> [Challenge]: List the lines of this listing that hold the word "MOUNTED".

> [Listed entries]:
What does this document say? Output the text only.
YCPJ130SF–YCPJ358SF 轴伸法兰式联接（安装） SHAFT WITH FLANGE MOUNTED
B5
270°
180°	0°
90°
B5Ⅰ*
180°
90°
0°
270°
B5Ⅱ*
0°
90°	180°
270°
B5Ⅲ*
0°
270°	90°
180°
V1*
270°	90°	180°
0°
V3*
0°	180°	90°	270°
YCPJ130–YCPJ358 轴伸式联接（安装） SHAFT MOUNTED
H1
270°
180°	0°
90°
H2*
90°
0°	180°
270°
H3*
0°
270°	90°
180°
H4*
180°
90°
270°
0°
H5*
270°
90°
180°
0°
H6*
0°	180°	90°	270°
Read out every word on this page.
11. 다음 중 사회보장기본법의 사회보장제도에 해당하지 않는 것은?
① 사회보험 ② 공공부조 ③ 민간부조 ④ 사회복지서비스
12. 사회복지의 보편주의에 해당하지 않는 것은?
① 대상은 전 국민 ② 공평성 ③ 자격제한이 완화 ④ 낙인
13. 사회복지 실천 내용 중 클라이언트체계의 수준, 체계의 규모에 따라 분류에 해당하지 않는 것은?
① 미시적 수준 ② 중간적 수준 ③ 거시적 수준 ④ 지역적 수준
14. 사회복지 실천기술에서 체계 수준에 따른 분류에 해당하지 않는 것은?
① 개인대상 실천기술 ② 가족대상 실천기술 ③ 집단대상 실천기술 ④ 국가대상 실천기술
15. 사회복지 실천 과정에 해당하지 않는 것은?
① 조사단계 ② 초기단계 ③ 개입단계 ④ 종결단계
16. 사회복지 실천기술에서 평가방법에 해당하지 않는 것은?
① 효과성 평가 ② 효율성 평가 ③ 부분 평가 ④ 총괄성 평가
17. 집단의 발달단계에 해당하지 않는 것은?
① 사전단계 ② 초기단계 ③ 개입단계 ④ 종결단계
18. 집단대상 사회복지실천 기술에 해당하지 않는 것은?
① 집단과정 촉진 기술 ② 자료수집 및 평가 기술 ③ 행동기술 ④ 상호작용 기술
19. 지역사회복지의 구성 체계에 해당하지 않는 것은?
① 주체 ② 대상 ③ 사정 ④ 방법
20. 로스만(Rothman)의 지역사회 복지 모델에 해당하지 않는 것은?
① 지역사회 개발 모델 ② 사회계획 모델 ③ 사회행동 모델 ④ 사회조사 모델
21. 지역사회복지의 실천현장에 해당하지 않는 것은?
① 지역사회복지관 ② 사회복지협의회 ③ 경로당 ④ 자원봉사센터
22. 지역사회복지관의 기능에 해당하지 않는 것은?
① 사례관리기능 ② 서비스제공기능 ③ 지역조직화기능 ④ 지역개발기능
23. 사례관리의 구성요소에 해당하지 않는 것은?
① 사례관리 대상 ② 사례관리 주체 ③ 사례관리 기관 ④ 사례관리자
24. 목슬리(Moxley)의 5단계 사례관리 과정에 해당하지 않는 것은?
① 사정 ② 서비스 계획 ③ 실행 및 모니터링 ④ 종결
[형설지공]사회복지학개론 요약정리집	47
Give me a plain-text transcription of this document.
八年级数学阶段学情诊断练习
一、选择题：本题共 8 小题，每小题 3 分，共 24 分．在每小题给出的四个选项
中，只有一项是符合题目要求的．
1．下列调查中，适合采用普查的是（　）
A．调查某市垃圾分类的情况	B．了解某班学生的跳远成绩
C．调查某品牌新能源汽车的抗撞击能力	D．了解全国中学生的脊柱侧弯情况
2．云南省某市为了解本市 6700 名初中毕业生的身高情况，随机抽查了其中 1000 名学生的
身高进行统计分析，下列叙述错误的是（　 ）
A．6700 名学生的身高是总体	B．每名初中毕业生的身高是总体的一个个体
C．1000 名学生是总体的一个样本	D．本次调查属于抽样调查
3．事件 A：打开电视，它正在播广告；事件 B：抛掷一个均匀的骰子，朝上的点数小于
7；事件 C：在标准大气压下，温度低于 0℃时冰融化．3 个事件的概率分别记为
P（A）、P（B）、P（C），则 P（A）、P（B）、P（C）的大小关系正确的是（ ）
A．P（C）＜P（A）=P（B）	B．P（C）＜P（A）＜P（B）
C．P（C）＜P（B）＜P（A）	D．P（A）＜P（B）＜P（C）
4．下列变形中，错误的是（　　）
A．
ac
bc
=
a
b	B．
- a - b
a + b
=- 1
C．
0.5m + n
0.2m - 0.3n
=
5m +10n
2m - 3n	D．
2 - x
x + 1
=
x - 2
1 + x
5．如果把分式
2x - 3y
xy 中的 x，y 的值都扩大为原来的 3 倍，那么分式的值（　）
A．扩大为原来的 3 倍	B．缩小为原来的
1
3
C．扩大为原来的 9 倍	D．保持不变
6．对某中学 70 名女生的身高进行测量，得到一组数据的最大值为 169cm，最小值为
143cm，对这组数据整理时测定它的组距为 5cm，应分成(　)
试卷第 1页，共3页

> [Response to the task]:
YCPJ130SF–YCPJ358SF 轴伸法兰式联接（安装） SHAFT WITH FLANGE MOUNTED
YCPJ130–YCPJ358 轴伸式联接（安装） SHAFT MOUNTED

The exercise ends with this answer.